Please write out the material that follows, exactly as it stands.

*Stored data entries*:
============
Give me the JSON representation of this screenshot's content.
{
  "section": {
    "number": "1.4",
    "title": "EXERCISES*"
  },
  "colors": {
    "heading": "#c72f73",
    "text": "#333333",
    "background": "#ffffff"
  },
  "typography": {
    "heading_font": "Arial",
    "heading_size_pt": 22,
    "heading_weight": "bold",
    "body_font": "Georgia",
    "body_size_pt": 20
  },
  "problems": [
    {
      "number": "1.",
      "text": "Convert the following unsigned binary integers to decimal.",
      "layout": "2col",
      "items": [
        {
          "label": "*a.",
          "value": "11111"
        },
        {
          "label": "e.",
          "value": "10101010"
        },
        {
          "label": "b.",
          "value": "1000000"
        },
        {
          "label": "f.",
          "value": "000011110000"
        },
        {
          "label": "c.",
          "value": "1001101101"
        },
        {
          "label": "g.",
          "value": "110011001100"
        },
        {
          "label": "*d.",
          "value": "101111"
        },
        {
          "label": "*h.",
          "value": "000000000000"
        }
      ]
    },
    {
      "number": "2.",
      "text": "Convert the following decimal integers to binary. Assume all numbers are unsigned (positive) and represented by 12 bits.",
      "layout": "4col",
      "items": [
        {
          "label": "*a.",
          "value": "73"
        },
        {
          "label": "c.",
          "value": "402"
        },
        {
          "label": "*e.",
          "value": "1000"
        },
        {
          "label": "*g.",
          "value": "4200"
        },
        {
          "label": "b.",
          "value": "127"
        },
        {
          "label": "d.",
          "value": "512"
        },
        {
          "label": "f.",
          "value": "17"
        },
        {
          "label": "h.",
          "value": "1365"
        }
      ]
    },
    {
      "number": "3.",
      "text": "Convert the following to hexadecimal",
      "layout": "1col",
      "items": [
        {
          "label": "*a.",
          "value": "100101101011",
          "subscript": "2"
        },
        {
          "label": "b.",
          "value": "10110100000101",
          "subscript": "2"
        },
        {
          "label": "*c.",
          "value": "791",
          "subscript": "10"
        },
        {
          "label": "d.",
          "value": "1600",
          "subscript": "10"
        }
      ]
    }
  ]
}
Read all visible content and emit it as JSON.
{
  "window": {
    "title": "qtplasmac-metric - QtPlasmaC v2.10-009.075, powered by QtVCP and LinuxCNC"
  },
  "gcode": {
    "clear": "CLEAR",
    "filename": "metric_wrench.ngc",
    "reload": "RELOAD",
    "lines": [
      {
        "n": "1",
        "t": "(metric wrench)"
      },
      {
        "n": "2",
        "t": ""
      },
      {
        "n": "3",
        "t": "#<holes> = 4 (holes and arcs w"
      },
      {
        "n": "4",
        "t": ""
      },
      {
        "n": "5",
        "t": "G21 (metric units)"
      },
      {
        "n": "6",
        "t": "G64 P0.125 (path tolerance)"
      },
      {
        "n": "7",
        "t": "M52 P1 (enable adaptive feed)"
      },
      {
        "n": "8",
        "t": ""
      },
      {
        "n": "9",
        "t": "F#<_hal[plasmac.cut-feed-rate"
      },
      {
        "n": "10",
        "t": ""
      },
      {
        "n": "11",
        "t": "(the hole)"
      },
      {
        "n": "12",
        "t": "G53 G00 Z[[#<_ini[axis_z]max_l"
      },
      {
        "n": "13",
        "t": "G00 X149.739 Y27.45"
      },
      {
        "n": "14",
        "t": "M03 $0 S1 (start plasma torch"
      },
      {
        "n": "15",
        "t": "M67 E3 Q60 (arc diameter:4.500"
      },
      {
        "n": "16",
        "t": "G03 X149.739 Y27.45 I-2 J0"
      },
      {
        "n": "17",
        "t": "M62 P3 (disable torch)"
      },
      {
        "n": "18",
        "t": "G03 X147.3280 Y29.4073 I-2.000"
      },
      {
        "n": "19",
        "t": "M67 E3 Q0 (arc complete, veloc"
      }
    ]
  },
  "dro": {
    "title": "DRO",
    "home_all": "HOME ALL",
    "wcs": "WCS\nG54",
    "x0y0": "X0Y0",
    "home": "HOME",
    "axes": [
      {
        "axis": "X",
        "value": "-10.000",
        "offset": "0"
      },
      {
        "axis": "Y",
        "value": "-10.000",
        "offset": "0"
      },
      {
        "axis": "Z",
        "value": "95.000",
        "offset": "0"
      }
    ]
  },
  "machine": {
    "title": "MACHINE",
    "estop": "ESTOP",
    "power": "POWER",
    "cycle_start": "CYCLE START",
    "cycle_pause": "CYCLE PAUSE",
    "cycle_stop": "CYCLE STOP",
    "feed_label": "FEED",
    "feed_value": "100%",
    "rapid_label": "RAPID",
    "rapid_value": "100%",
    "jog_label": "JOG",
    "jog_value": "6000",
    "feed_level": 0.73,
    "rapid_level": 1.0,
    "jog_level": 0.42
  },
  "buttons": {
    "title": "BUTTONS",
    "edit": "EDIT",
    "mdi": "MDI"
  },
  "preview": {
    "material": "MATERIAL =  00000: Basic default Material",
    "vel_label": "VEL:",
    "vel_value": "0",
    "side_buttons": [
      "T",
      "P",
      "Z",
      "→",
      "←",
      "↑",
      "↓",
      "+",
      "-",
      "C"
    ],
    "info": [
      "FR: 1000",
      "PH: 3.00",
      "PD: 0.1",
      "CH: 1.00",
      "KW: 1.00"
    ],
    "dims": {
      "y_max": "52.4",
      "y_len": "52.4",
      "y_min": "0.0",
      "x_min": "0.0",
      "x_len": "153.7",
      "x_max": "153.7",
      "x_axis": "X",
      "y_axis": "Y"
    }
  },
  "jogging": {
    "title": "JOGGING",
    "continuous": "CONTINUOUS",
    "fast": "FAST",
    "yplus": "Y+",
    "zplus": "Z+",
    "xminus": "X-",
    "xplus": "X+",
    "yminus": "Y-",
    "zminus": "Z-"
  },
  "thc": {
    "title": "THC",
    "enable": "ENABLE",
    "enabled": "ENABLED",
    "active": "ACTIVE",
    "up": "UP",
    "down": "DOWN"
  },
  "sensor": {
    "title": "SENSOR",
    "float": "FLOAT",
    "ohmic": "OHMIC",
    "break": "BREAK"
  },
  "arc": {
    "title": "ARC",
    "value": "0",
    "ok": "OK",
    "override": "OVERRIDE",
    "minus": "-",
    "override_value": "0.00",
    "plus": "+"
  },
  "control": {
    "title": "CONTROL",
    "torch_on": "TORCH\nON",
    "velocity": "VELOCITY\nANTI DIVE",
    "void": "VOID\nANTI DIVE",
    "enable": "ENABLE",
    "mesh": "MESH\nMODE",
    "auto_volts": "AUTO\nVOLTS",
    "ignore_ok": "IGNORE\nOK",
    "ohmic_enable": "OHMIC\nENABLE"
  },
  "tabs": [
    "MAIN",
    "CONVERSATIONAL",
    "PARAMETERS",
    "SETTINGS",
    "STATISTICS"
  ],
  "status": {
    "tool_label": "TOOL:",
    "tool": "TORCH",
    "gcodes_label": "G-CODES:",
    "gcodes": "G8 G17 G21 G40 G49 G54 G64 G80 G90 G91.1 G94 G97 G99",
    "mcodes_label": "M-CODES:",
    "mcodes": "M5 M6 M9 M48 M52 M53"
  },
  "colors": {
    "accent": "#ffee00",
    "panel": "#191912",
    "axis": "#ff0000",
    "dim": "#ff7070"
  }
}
============
*Exercise answer*:
Give me the JSON representation of this screenshot's content.
{
  "section": {
    "number": "1.4",
    "title": "EXERCISES*"
  },
  "colors": {
    "heading": "#c72f73",
    "text": "#333333",
    "background": "#ffffff"
  },
  "typography": {
    "heading_font": "Arial",
    "heading_size_pt": 22,
    "heading_weight": "bold",
    "body_font": "Georgia",
    "body_size_pt": 20
  },
  "problems": [
    {
      "number": "1.",
      "text": "Convert the following unsigned binary integers to decimal.",
      "layout": "2col",
      "items": [
        {
          "label": "*a.",
          "value": "11111"
        },
        {
          "label": "e.",
          "value": "10101010"
        },
        {
          "label": "b.",
          "value": "1000000"
        },
        {
          "label": "f.",
          "value": "000011110000"
        },
        {
          "label": "c.",
          "value": "1001101101"
        },
        {
          "label": "g.",
          "value": "110011001100"
        },
        {
          "label": "*d.",
          "value": "101111"
        },
        {
          "label": "*h.",
          "value": "000000000000"
        }
      ]
    },
    {
      "number": "2.",
      "text": "Convert the following decimal integers to binary. Assume all numbers are unsigned (positive) and represented by 12 bits.",
      "layout": "4col",
      "items": [
        {
          "label": "*a.",
          "value": "73"
        },
        {
          "label": "c.",
          "value": "402"
        },
        {
          "label": "*e.",
          "value": "1000"
        },
        {
          "label": "*g.",
          "value": "4200"
        },
        {
          "label": "b.",
          "value": "127"
        },
        {
          "label": "d.",
          "value": "512"
        },
        {
          "label": "f.",
          "value": "17"
        },
        {
          "label": "h.",
          "value": "1365"
        }
      ]
    },
    {
      "number": "3.",
      "text": "Convert the following to hexadecimal",
      "layout": "1col",
      "items": [
        {
          "label": "*a.",
          "value": "100101101011",
          "subscript": "2"
        },
        {
          "label": "b.",
          "value": "10110100000101",
          "subscript": "2"
        },
        {
          "label": "*c.",
          "value": "791",
          "subscript": "10"
        },
        {
          "label": "d.",
          "value": "1600",
          "subscript": "10"
        }
      ]
    }
  ]
}
Read all visible content and emit it as JSON.
{
  "window": {
    "title": "qtplasmac-metric - QtPlasmaC v2.10-009.075, powered by QtVCP and LinuxCNC"
  },
  "gcode": {
    "clear": "CLEAR",
    "filename": "metric_wrench.ngc",
    "reload": "RELOAD",
    "lines": [
      {
        "n": "1",
        "t": "(metric wrench)"
      },
      {
        "n": "2",
        "t": ""
      },
      {
        "n": "3",
        "t": "#<holes> = 4 (holes and arcs w"
      },
      {
        "n": "4",
        "t": ""
      },
      {
        "n": "5",
        "t": "G21 (metric units)"
      },
      {
        "n": "6",
        "t": "G64 P0.125 (path tolerance)"
      },
      {
        "n": "7",
        "t": "M52 P1 (enable adaptive feed)"
      },
      {
        "n": "8",
        "t": ""
      },
      {
        "n": "9",
        "t": "F#<_hal[plasmac.cut-feed-rate"
      },
      {
        "n": "10",
        "t": ""
      },
      {
        "n": "11",
        "t": "(the hole)"
      },
      {
        "n": "12",
        "t": "G53 G00 Z[[#<_ini[axis_z]max_l"
      },
      {
        "n": "13",
        "t": "G00 X149.739 Y27.45"
      },
      {
        "n": "14",
        "t": "M03 $0 S1 (start plasma torch"
      },
      {
        "n": "15",
        "t": "M67 E3 Q60 (arc diameter:4.500"
      },
      {
        "n": "16",
        "t": "G03 X149.739 Y27.45 I-2 J0"
      },
      {
        "n": "17",
        "t": "M62 P3 (disable torch)"
      },
      {
        "n": "18",
        "t": "G03 X147.3280 Y29.4073 I-2.000"
      },
      {
        "n": "19",
        "t": "M67 E3 Q0 (arc complete, veloc"
      }
    ]
  },
  "dro": {
    "title": "DRO",
    "home_all": "HOME ALL",
    "wcs": "WCS\nG54",
    "x0y0": "X0Y0",
    "home": "HOME",
    "axes": [
      {
        "axis": "X",
        "value": "-10.000",
        "offset": "0"
      },
      {
        "axis": "Y",
        "value": "-10.000",
        "offset": "0"
      },
      {
        "axis": "Z",
        "value": "95.000",
        "offset": "0"
      }
    ]
  },
  "machine": {
    "title": "MACHINE",
    "estop": "ESTOP",
    "power": "POWER",
    "cycle_start": "CYCLE START",
    "cycle_pause": "CYCLE PAUSE",
    "cycle_stop": "CYCLE STOP",
    "feed_label": "FEED",
    "feed_value": "100%",
    "rapid_label": "RAPID",
    "rapid_value": "100%",
    "jog_label": "JOG",
    "jog_value": "6000",
    "feed_level": 0.73,
    "rapid_level": 1.0,
    "jog_level": 0.42
  },
  "buttons": {
    "title": "BUTTONS",
    "edit": "EDIT",
    "mdi": "MDI"
  },
  "preview": {
    "material": "MATERIAL =  00000: Basic default Material",
    "vel_label": "VEL:",
    "vel_value": "0",
    "side_buttons": [
      "T",
      "P",
      "Z",
      "→",
      "←",
      "↑",
      "↓",
      "+",
      "-",
      "C"
    ],
    "info": [
      "FR: 1000",
      "PH: 3.00",
      "PD: 0.1",
      "CH: 1.00",
      "KW: 1.00"
    ],
    "dims": {
      "y_max": "52.4",
      "y_len": "52.4",
      "y_min": "0.0",
      "x_min": "0.0",
      "x_len": "153.7",
      "x_max": "153.7",
      "x_axis": "X",
      "y_axis": "Y"
    }
  },
  "jogging": {
    "title": "JOGGING",
    "continuous": "CONTINUOUS",
    "fast": "FAST",
    "yplus": "Y+",
    "zplus": "Z+",
    "xminus": "X-",
    "xplus": "X+",
    "yminus": "Y-",
    "zminus": "Z-"
  },
  "thc": {
    "title": "THC",
    "enable": "ENABLE",
    "enabled": "ENABLED",
    "active": "ACTIVE",
    "up": "UP",
    "down": "DOWN"
  },
  "sensor": {
    "title": "SENSOR",
    "float": "FLOAT",
    "ohmic": "OHMIC",
    "break": "BREAK"
  },
  "arc": {
    "title": "ARC",
    "value": "0",
    "ok": "OK",
    "override": "OVERRIDE",
    "minus": "-",
    "override_value": "0.00",
    "plus": "+"
  },
  "control": {
    "title": "CONTROL",
    "torch_on": "TORCH\nON",
    "velocity": "VELOCITY\nANTI DIVE",
    "void": "VOID\nANTI DIVE",
    "enable": "ENABLE",
    "mesh": "MESH\nMODE",
    "auto_volts": "AUTO\nVOLTS",
    "ignore_ok": "IGNORE\nOK",
    "ohmic_enable": "OHMIC\nENABLE"
  },
  "tabs": [
    "MAIN",
    "CONVERSATIONAL",
    "PARAMETERS",
    "SETTINGS",
    "STATISTICS"
  ],
  "status": {
    "tool_label": "TOOL:",
    "tool": "TORCH",
    "gcodes_label": "G-CODES:",
    "gcodes": "G8 G17 G21 G40 G49 G54 G64 G80 G90 G91.1 G94 G97 G99",
    "mcodes_label": "M-CODES:",
    "mcodes": "M5 M6 M9 M48 M52 M53"
  },
  "colors": {
    "accent": "#ffee00",
    "panel": "#191912",
    "axis": "#ff0000",
    "dim": "#ff7070"
  }
}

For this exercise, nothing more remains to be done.